(Stored data)
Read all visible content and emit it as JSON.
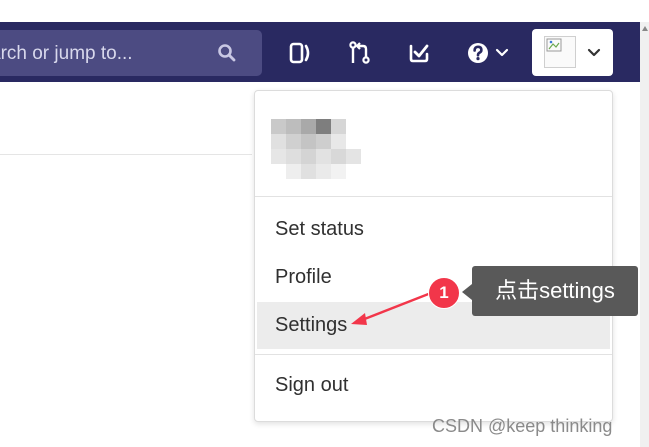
{
  "search": {
    "placeholder": "arch or jump to..."
  },
  "navbar": {
    "icons": [
      "search-icon",
      "issues-icon",
      "merge-request-icon",
      "todo-check-icon",
      "help-icon",
      "chevron-down-icon"
    ]
  },
  "user_menu": {
    "items": [
      {
        "label": "Set status"
      },
      {
        "label": "Profile"
      },
      {
        "label": "Settings"
      },
      {
        "label": "Sign out"
      }
    ]
  },
  "annotation": {
    "step": "1",
    "text": "点击settings"
  },
  "watermark": "CSDN @keep   thinking",
  "colors": {
    "navbar": "#292961",
    "search_bg": "#4c4b82",
    "badge": "#f2364a",
    "tooltip": "#595959",
    "active_item": "#ececec"
  }
}
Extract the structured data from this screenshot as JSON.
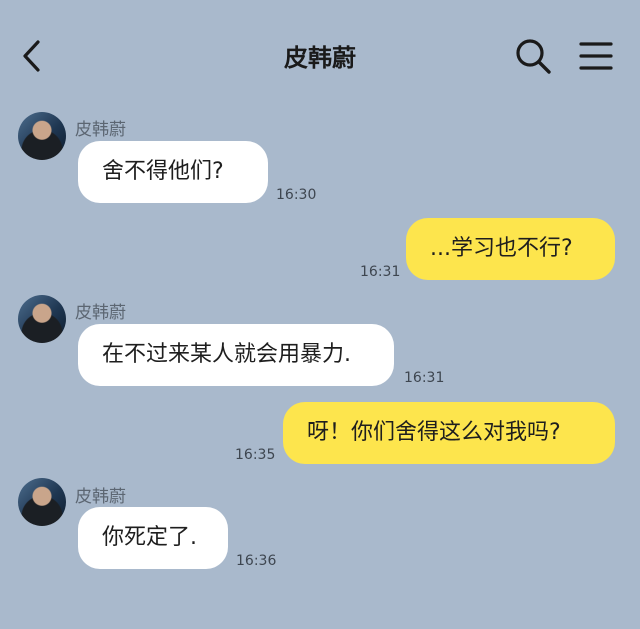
{
  "header": {
    "title": "皮韩蔚"
  },
  "icons": {
    "back": "back-arrow-icon",
    "search": "search-icon",
    "menu": "hamburger-menu-icon"
  },
  "colors": {
    "background": "#a9b9cc",
    "incoming_bubble": "#ffffff",
    "outgoing_bubble": "#fde54d"
  },
  "messages": [
    {
      "direction": "incoming",
      "sender": "皮韩蔚",
      "text": "舍不得他们?",
      "time": "16:30"
    },
    {
      "direction": "outgoing",
      "text": "...学习也不行?",
      "time": "16:31"
    },
    {
      "direction": "incoming",
      "sender": "皮韩蔚",
      "text": "在不过来某人就会用暴力.",
      "time": "16:31"
    },
    {
      "direction": "outgoing",
      "text": "呀！你们舍得这么对我吗?",
      "time": "16:35"
    },
    {
      "direction": "incoming",
      "sender": "皮韩蔚",
      "text": "你死定了.",
      "time": "16:36"
    }
  ]
}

### The task
Copy the listing word for word, excluding its pictures.

### Output of the exercise
Read all visible content and emit it as JSON.
{
  "search": {
    "placeholder": "arch or jump to..."
  },
  "navbar": {
    "icons": [
      "search-icon",
      "issues-icon",
      "merge-request-icon",
      "todo-check-icon",
      "help-icon",
      "chevron-down-icon"
    ]
  },
  "user_menu": {
    "items": [
      {
        "label": "Set status"
      },
      {
        "label": "Profile"
      },
      {
        "label": "Settings"
      },
      {
        "label": "Sign out"
      }
    ]
  },
  "annotation": {
    "step": "1",
    "text": "点击settings"
  },
  "watermark": "CSDN @keep   thinking",
  "colors": {
    "navbar": "#292961",
    "search_bg": "#4c4b82",
    "badge": "#f2364a",
    "tooltip": "#595959",
    "active_item": "#ececec"
  }
}
Extract the structured data from this screenshot as JSON.
{
  "header": {
    "title": "皮韩蔚"
  },
  "icons": {
    "back": "back-arrow-icon",
    "search": "search-icon",
    "menu": "hamburger-menu-icon"
  },
  "colors": {
    "background": "#a9b9cc",
    "incoming_bubble": "#ffffff",
    "outgoing_bubble": "#fde54d"
  },
  "messages": [
    {
      "direction": "incoming",
      "sender": "皮韩蔚",
      "text": "舍不得他们?",
      "time": "16:30"
    },
    {
      "direction": "outgoing",
      "text": "...学习也不行?",
      "time": "16:31"
    },
    {
      "direction": "incoming",
      "sender": "皮韩蔚",
      "text": "在不过来某人就会用暴力.",
      "time": "16:31"
    },
    {
      "direction": "outgoing",
      "text": "呀！你们舍得这么对我吗?",
      "time": "16:35"
    },
    {
      "direction": "incoming",
      "sender": "皮韩蔚",
      "text": "你死定了.",
      "time": "16:36"
    }
  ]
}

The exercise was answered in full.